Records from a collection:

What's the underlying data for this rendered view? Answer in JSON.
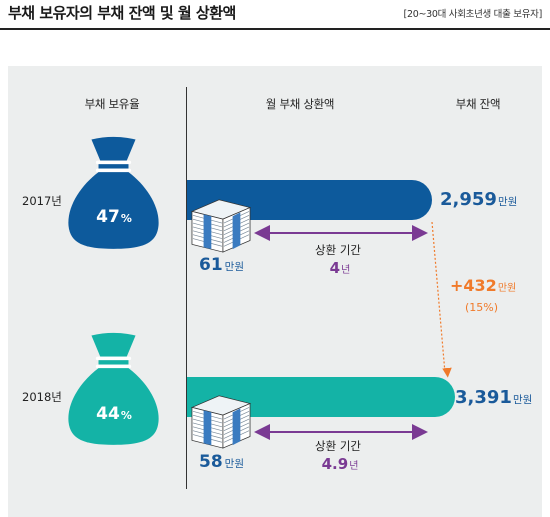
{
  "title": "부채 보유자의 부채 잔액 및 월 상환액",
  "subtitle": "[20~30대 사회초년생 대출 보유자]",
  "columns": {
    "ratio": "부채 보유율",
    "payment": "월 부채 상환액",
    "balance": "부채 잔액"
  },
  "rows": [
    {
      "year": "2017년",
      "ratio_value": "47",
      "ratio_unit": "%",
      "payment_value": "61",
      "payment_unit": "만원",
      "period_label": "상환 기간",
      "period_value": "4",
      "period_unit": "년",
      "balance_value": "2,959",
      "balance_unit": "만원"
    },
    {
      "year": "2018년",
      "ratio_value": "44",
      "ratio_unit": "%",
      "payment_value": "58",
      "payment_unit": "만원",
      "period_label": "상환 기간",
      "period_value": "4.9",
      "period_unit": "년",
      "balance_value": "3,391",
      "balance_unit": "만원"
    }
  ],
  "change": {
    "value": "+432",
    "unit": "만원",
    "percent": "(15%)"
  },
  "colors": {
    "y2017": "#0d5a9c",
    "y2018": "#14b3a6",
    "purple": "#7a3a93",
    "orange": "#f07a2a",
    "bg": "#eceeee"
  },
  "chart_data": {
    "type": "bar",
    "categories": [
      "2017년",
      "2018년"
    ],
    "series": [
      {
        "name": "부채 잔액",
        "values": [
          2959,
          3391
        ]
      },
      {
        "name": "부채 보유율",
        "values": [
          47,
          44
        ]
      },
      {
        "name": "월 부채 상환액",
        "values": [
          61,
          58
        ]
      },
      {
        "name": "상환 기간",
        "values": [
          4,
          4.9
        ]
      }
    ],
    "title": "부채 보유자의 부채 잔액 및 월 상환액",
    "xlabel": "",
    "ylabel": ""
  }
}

Goal of the exercise => Reproduce each record from above exactly; pictures do not belong in the copy.

Solved exercise =>
What's the underlying data for this rendered view? Answer in JSON.
{
  "title": "부채 보유자의 부채 잔액 및 월 상환액",
  "subtitle": "[20~30대 사회초년생 대출 보유자]",
  "columns": {
    "ratio": "부채 보유율",
    "payment": "월 부채 상환액",
    "balance": "부채 잔액"
  },
  "rows": [
    {
      "year": "2017년",
      "ratio_value": "47",
      "ratio_unit": "%",
      "payment_value": "61",
      "payment_unit": "만원",
      "period_label": "상환 기간",
      "period_value": "4",
      "period_unit": "년",
      "balance_value": "2,959",
      "balance_unit": "만원"
    },
    {
      "year": "2018년",
      "ratio_value": "44",
      "ratio_unit": "%",
      "payment_value": "58",
      "payment_unit": "만원",
      "period_label": "상환 기간",
      "period_value": "4.9",
      "period_unit": "년",
      "balance_value": "3,391",
      "balance_unit": "만원"
    }
  ],
  "change": {
    "value": "+432",
    "unit": "만원",
    "percent": "(15%)"
  },
  "colors": {
    "y2017": "#0d5a9c",
    "y2018": "#14b3a6",
    "purple": "#7a3a93",
    "orange": "#f07a2a",
    "bg": "#eceeee"
  },
  "chart_data": {
    "type": "bar",
    "categories": [
      "2017년",
      "2018년"
    ],
    "series": [
      {
        "name": "부채 잔액",
        "values": [
          2959,
          3391
        ]
      },
      {
        "name": "부채 보유율",
        "values": [
          47,
          44
        ]
      },
      {
        "name": "월 부채 상환액",
        "values": [
          61,
          58
        ]
      },
      {
        "name": "상환 기간",
        "values": [
          4,
          4.9
        ]
      }
    ],
    "title": "부채 보유자의 부채 잔액 및 월 상환액",
    "xlabel": "",
    "ylabel": ""
  }
}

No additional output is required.